Locate the lines that hold the string "screenshot". Copy every such line.
[ENTRIES SUPPLIED start]
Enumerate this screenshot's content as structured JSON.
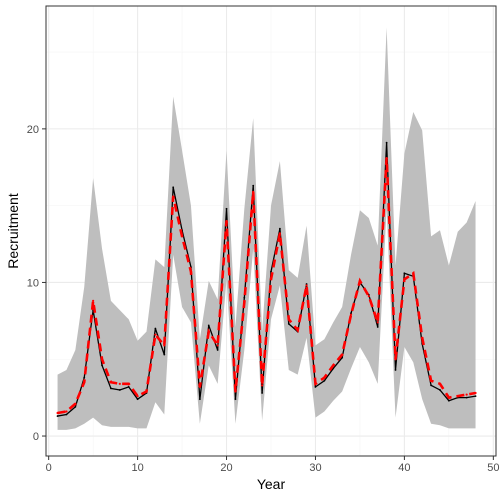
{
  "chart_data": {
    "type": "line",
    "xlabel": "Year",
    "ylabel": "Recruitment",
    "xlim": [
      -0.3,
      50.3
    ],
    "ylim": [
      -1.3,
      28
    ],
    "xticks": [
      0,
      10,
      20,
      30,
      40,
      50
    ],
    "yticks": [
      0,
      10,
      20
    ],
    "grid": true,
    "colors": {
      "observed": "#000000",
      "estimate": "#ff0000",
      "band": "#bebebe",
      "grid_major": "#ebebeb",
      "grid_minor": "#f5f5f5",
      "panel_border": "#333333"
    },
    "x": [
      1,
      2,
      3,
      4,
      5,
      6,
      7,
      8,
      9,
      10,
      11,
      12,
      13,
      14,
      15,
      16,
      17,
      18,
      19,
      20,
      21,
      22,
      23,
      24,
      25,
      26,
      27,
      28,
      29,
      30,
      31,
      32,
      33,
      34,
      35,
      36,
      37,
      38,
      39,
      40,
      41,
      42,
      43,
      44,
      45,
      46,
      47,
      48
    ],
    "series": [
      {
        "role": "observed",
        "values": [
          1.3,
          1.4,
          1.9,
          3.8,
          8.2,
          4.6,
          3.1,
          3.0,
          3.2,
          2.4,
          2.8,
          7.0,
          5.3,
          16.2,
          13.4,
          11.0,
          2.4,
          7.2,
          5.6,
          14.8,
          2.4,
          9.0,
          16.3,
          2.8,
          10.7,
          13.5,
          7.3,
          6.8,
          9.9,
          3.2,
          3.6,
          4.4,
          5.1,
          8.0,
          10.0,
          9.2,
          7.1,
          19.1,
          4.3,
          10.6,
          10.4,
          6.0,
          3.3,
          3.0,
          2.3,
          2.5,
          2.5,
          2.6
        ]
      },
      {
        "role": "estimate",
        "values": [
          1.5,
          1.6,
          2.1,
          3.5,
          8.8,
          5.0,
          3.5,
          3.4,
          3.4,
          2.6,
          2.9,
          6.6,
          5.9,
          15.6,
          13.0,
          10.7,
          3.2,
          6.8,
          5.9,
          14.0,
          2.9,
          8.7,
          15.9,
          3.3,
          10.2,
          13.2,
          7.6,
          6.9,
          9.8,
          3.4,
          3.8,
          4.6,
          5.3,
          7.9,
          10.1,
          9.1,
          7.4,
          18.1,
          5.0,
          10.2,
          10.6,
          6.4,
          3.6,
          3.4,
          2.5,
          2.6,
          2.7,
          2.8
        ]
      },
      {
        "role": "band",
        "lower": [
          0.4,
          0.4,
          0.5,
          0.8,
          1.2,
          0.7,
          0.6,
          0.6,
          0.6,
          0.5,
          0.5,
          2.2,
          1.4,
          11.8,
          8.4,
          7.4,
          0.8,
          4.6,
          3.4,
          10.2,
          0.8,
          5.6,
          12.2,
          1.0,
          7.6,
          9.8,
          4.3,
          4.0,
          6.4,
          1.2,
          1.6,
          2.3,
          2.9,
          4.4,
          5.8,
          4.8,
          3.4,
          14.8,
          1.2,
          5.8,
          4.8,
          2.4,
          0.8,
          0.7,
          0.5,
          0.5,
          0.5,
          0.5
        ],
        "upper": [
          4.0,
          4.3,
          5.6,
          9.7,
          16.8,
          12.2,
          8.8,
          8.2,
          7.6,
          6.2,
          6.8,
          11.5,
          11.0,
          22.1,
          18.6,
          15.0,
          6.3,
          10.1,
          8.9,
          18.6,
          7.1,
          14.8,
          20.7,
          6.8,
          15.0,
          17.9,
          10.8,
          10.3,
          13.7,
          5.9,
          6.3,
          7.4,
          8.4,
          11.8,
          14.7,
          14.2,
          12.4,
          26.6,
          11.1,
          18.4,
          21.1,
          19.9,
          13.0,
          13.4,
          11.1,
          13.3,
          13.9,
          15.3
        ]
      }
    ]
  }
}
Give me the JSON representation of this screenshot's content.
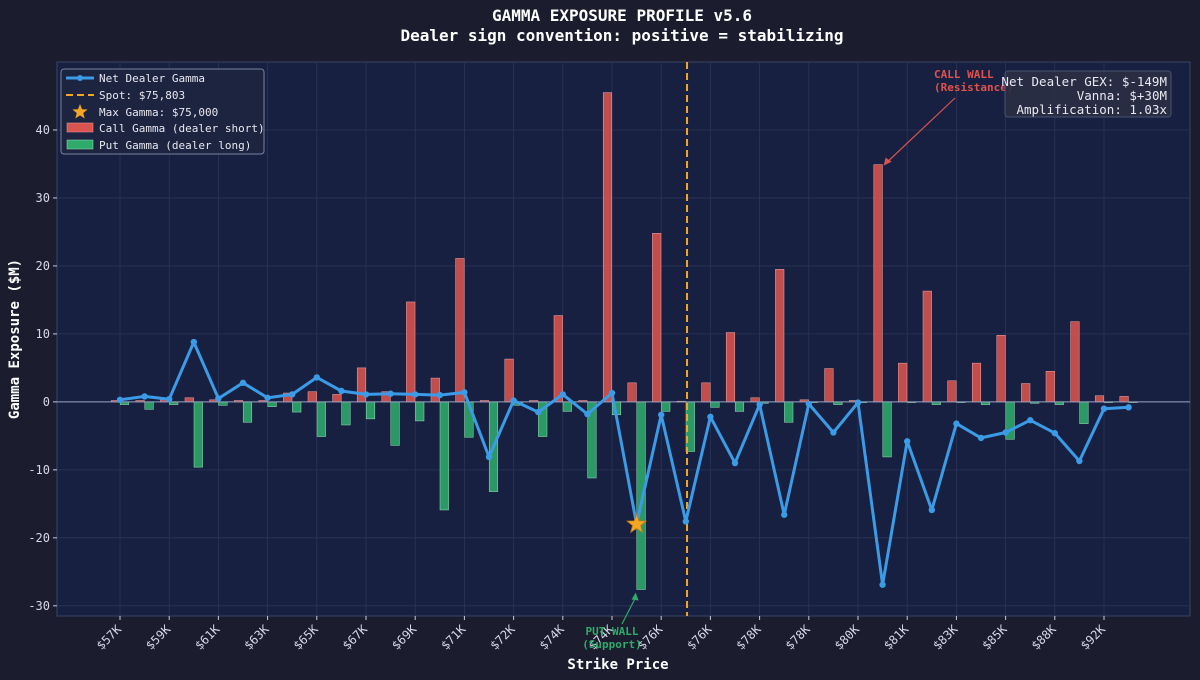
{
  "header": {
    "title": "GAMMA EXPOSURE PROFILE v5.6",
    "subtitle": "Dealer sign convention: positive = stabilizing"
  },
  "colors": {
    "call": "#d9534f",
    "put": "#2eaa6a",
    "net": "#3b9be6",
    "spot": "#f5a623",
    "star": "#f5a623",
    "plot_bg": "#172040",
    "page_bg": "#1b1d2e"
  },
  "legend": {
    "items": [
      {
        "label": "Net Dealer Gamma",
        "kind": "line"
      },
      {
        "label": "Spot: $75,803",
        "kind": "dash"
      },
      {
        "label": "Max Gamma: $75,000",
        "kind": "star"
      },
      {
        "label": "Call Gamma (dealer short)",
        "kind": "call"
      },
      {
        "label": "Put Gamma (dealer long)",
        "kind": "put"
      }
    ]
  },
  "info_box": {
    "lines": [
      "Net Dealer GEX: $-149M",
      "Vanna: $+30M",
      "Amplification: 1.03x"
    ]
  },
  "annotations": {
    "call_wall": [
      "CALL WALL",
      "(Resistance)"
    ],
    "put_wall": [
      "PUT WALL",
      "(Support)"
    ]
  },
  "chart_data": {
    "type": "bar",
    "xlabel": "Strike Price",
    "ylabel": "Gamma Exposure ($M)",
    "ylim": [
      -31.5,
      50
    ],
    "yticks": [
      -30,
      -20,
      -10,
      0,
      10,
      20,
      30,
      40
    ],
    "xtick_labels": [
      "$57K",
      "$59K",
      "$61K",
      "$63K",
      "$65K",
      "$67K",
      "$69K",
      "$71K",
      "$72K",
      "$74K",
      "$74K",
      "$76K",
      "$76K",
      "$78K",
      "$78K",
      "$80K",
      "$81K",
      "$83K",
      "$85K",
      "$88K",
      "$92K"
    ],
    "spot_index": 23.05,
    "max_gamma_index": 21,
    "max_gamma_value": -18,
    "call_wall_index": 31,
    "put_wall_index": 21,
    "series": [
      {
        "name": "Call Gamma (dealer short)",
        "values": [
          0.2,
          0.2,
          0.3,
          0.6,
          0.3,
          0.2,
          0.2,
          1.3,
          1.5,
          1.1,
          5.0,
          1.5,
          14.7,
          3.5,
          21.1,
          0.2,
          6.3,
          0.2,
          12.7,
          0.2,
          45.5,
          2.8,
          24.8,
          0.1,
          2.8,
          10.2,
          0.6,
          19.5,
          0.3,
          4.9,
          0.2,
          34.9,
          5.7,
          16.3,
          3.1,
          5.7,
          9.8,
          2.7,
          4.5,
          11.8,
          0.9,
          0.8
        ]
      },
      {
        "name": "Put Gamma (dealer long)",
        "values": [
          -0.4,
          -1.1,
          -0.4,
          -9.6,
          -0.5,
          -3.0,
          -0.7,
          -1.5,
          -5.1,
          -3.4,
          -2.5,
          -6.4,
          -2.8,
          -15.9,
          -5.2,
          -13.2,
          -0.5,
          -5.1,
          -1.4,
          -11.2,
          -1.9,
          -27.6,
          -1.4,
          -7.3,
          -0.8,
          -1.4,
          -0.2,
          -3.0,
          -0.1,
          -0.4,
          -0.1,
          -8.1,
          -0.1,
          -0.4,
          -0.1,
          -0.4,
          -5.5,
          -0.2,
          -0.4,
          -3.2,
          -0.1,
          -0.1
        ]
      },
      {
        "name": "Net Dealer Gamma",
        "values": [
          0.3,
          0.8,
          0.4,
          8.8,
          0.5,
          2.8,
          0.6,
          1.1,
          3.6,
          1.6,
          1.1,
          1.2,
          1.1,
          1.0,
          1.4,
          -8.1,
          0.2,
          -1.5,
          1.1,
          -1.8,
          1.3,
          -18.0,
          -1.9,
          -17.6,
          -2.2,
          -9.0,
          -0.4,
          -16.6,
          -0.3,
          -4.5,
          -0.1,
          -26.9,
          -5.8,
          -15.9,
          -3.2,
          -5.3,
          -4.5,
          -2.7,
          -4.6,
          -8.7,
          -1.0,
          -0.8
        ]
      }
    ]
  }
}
[ENTRIES SUPPLIED end]
*EXPECTED ANSWER*
Enumerate this screenshot's content as structured JSON.
Give me the JSON representation of this screenshot's content.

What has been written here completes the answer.